Retype the material that follows, keeping every word as it is.
::::
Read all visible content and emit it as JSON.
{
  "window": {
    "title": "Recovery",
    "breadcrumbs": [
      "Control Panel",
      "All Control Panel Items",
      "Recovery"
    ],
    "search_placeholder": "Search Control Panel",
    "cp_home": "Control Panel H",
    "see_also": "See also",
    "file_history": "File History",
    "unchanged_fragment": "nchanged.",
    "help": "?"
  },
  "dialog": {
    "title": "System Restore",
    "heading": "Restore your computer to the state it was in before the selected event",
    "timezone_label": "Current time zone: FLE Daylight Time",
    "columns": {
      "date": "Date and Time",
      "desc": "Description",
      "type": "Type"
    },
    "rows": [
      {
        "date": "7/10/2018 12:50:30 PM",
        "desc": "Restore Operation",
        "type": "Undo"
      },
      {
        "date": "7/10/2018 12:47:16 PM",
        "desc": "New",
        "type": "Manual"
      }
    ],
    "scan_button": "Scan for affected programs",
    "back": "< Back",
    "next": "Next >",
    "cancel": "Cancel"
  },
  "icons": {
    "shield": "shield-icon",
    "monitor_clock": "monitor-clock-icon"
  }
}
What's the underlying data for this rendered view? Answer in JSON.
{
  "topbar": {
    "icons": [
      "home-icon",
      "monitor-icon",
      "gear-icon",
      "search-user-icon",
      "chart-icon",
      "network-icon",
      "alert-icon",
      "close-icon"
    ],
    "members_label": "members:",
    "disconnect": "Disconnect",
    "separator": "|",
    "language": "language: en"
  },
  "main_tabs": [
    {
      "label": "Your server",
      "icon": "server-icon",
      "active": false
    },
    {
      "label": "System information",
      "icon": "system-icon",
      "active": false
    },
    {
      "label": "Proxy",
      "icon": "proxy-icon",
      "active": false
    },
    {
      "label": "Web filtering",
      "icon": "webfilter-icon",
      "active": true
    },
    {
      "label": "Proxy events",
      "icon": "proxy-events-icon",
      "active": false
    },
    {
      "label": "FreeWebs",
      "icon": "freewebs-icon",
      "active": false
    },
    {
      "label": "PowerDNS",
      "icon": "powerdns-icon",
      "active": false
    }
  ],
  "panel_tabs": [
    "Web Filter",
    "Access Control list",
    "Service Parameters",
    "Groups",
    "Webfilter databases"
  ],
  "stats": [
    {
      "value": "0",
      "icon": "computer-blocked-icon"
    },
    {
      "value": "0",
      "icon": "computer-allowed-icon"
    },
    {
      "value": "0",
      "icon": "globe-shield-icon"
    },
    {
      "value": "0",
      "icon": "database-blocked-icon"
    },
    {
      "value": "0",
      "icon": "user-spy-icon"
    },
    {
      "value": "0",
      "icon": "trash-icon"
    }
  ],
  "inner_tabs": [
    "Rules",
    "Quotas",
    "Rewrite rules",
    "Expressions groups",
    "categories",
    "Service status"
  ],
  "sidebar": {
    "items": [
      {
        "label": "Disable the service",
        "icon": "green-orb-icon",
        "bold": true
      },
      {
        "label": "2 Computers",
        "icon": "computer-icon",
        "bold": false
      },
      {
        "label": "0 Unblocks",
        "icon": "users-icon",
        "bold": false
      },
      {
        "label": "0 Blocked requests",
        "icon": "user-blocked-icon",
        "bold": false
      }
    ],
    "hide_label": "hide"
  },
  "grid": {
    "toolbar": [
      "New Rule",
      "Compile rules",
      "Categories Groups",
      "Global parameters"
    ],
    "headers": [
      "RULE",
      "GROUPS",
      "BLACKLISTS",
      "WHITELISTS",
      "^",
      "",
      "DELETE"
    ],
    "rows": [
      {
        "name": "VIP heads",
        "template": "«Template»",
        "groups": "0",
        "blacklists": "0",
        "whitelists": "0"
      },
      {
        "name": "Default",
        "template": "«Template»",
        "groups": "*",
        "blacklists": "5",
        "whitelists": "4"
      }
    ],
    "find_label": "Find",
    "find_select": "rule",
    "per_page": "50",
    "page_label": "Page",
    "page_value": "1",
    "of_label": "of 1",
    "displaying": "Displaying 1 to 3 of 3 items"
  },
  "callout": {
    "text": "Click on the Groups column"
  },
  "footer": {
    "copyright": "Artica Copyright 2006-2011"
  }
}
::::
REPLY:
Read all visible content and emit it as JSON.
{
  "window": {
    "title": "Recovery",
    "breadcrumbs": [
      "Control Panel",
      "All Control Panel Items",
      "Recovery"
    ],
    "search_placeholder": "Search Control Panel",
    "cp_home": "Control Panel H",
    "see_also": "See also",
    "file_history": "File History",
    "unchanged_fragment": "nchanged.",
    "help": "?"
  },
  "dialog": {
    "title": "System Restore",
    "heading": "Restore your computer to the state it was in before the selected event",
    "timezone_label": "Current time zone: FLE Daylight Time",
    "columns": {
      "date": "Date and Time",
      "desc": "Description",
      "type": "Type"
    },
    "rows": [
      {
        "date": "7/10/2018 12:50:30 PM",
        "desc": "Restore Operation",
        "type": "Undo"
      },
      {
        "date": "7/10/2018 12:47:16 PM",
        "desc": "New",
        "type": "Manual"
      }
    ],
    "scan_button": "Scan for affected programs",
    "back": "< Back",
    "next": "Next >",
    "cancel": "Cancel"
  },
  "icons": {
    "shield": "shield-icon",
    "monitor_clock": "monitor-clock-icon"
  }
}
What's the underlying data for this rendered view? Answer in JSON.
{
  "topbar": {
    "icons": [
      "home-icon",
      "monitor-icon",
      "gear-icon",
      "search-user-icon",
      "chart-icon",
      "network-icon",
      "alert-icon",
      "close-icon"
    ],
    "members_label": "members:",
    "disconnect": "Disconnect",
    "separator": "|",
    "language": "language: en"
  },
  "main_tabs": [
    {
      "label": "Your server",
      "icon": "server-icon",
      "active": false
    },
    {
      "label": "System information",
      "icon": "system-icon",
      "active": false
    },
    {
      "label": "Proxy",
      "icon": "proxy-icon",
      "active": false
    },
    {
      "label": "Web filtering",
      "icon": "webfilter-icon",
      "active": true
    },
    {
      "label": "Proxy events",
      "icon": "proxy-events-icon",
      "active": false
    },
    {
      "label": "FreeWebs",
      "icon": "freewebs-icon",
      "active": false
    },
    {
      "label": "PowerDNS",
      "icon": "powerdns-icon",
      "active": false
    }
  ],
  "panel_tabs": [
    "Web Filter",
    "Access Control list",
    "Service Parameters",
    "Groups",
    "Webfilter databases"
  ],
  "stats": [
    {
      "value": "0",
      "icon": "computer-blocked-icon"
    },
    {
      "value": "0",
      "icon": "computer-allowed-icon"
    },
    {
      "value": "0",
      "icon": "globe-shield-icon"
    },
    {
      "value": "0",
      "icon": "database-blocked-icon"
    },
    {
      "value": "0",
      "icon": "user-spy-icon"
    },
    {
      "value": "0",
      "icon": "trash-icon"
    }
  ],
  "inner_tabs": [
    "Rules",
    "Quotas",
    "Rewrite rules",
    "Expressions groups",
    "categories",
    "Service status"
  ],
  "sidebar": {
    "items": [
      {
        "label": "Disable the service",
        "icon": "green-orb-icon",
        "bold": true
      },
      {
        "label": "2 Computers",
        "icon": "computer-icon",
        "bold": false
      },
      {
        "label": "0 Unblocks",
        "icon": "users-icon",
        "bold": false
      },
      {
        "label": "0 Blocked requests",
        "icon": "user-blocked-icon",
        "bold": false
      }
    ],
    "hide_label": "hide"
  },
  "grid": {
    "toolbar": [
      "New Rule",
      "Compile rules",
      "Categories Groups",
      "Global parameters"
    ],
    "headers": [
      "RULE",
      "GROUPS",
      "BLACKLISTS",
      "WHITELISTS",
      "^",
      "",
      "DELETE"
    ],
    "rows": [
      {
        "name": "VIP heads",
        "template": "«Template»",
        "groups": "0",
        "blacklists": "0",
        "whitelists": "0"
      },
      {
        "name": "Default",
        "template": "«Template»",
        "groups": "*",
        "blacklists": "5",
        "whitelists": "4"
      }
    ],
    "find_label": "Find",
    "find_select": "rule",
    "per_page": "50",
    "page_label": "Page",
    "page_value": "1",
    "of_label": "of 1",
    "displaying": "Displaying 1 to 3 of 3 items"
  },
  "callout": {
    "text": "Click on the Groups column"
  },
  "footer": {
    "copyright": "Artica Copyright 2006-2011"
  }
}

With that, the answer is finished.